Your answer should be a single number: how many lines in the data below hold the string "tissue".

**** TASK DATA ****

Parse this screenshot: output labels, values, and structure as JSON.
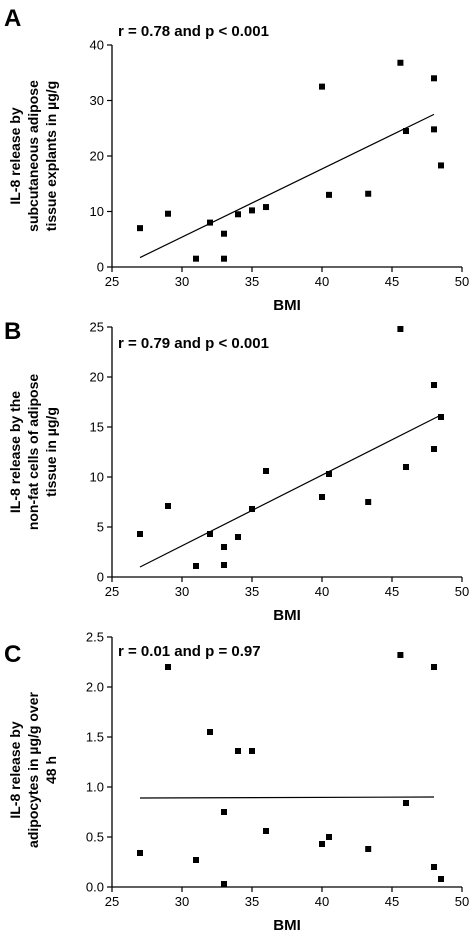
{
  "chart_data": [
    {
      "type": "scatter",
      "panel_label": "A",
      "title": "r = 0.78 and p < 0.001",
      "xlabel": "BMI",
      "ylabel_lines": [
        "IL-8 release by",
        "subcutaneous adipose",
        "tissue explants in µg/g"
      ],
      "xlim": [
        25,
        50
      ],
      "ylim": [
        0,
        40
      ],
      "xticks": [
        25,
        30,
        35,
        40,
        45,
        50
      ],
      "yticks": [
        0,
        10,
        20,
        30,
        40
      ],
      "grid": false,
      "points": [
        {
          "x": 27.0,
          "y": 7.0
        },
        {
          "x": 29.0,
          "y": 9.6
        },
        {
          "x": 31.0,
          "y": 1.5
        },
        {
          "x": 32.0,
          "y": 8.0
        },
        {
          "x": 33.0,
          "y": 1.5
        },
        {
          "x": 33.0,
          "y": 6.0
        },
        {
          "x": 34.0,
          "y": 9.5
        },
        {
          "x": 35.0,
          "y": 10.2
        },
        {
          "x": 36.0,
          "y": 10.8
        },
        {
          "x": 40.0,
          "y": 32.5
        },
        {
          "x": 40.5,
          "y": 13.0
        },
        {
          "x": 43.3,
          "y": 13.2
        },
        {
          "x": 45.6,
          "y": 36.8
        },
        {
          "x": 46.0,
          "y": 24.5
        },
        {
          "x": 48.0,
          "y": 34.0
        },
        {
          "x": 48.0,
          "y": 24.8
        },
        {
          "x": 48.5,
          "y": 18.3
        }
      ],
      "fit_line": [
        {
          "x": 27.0,
          "y": 1.7
        },
        {
          "x": 48.0,
          "y": 27.5
        }
      ]
    },
    {
      "type": "scatter",
      "panel_label": "B",
      "title": "r = 0.79 and p < 0.001",
      "xlabel": "BMI",
      "ylabel_lines": [
        "IL-8 release by the",
        "non-fat cells of adipose",
        "tissue in µg/g"
      ],
      "xlim": [
        25,
        50
      ],
      "ylim": [
        0,
        25
      ],
      "xticks": [
        25,
        30,
        35,
        40,
        45,
        50
      ],
      "yticks": [
        0,
        5,
        10,
        15,
        20,
        25
      ],
      "grid": false,
      "points": [
        {
          "x": 27.0,
          "y": 4.3
        },
        {
          "x": 29.0,
          "y": 7.1
        },
        {
          "x": 31.0,
          "y": 1.1
        },
        {
          "x": 32.0,
          "y": 4.3
        },
        {
          "x": 33.0,
          "y": 3.0
        },
        {
          "x": 33.0,
          "y": 1.2
        },
        {
          "x": 34.0,
          "y": 4.0
        },
        {
          "x": 35.0,
          "y": 6.8
        },
        {
          "x": 36.0,
          "y": 10.6
        },
        {
          "x": 40.0,
          "y": 8.0
        },
        {
          "x": 40.5,
          "y": 10.3
        },
        {
          "x": 43.3,
          "y": 7.5
        },
        {
          "x": 45.6,
          "y": 24.8
        },
        {
          "x": 46.0,
          "y": 11.0
        },
        {
          "x": 48.0,
          "y": 19.2
        },
        {
          "x": 48.0,
          "y": 12.8
        },
        {
          "x": 48.5,
          "y": 16.0
        }
      ],
      "fit_line": [
        {
          "x": 27.0,
          "y": 1.0
        },
        {
          "x": 48.5,
          "y": 16.2
        }
      ]
    },
    {
      "type": "scatter",
      "panel_label": "C",
      "title": "r = 0.01 and p = 0.97",
      "xlabel": "BMI",
      "ylabel_lines": [
        "IL-8 release by",
        "adipocytes in µg/g over",
        "48 h"
      ],
      "xlim": [
        25,
        50
      ],
      "ylim": [
        0,
        2.5
      ],
      "xticks": [
        25,
        30,
        35,
        40,
        45,
        50
      ],
      "yticks": [
        0.0,
        0.5,
        1.0,
        1.5,
        2.0,
        2.5
      ],
      "ytick_labels": [
        "0.0",
        "0.5",
        "1.0",
        "1.5",
        "2.0",
        "2.5"
      ],
      "grid": false,
      "points": [
        {
          "x": 27.0,
          "y": 0.34
        },
        {
          "x": 29.0,
          "y": 2.2
        },
        {
          "x": 31.0,
          "y": 0.27
        },
        {
          "x": 32.0,
          "y": 1.55
        },
        {
          "x": 33.0,
          "y": 0.75
        },
        {
          "x": 33.0,
          "y": 0.03
        },
        {
          "x": 34.0,
          "y": 1.36
        },
        {
          "x": 35.0,
          "y": 1.36
        },
        {
          "x": 36.0,
          "y": 0.56
        },
        {
          "x": 40.0,
          "y": 0.43
        },
        {
          "x": 40.5,
          "y": 0.5
        },
        {
          "x": 43.3,
          "y": 0.38
        },
        {
          "x": 45.6,
          "y": 2.32
        },
        {
          "x": 46.0,
          "y": 0.84
        },
        {
          "x": 48.0,
          "y": 2.2
        },
        {
          "x": 48.0,
          "y": 0.2
        },
        {
          "x": 48.5,
          "y": 0.08
        }
      ],
      "fit_line": [
        {
          "x": 27.0,
          "y": 0.89
        },
        {
          "x": 48.0,
          "y": 0.9
        }
      ]
    }
  ]
}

****

* [OUTPUT]
2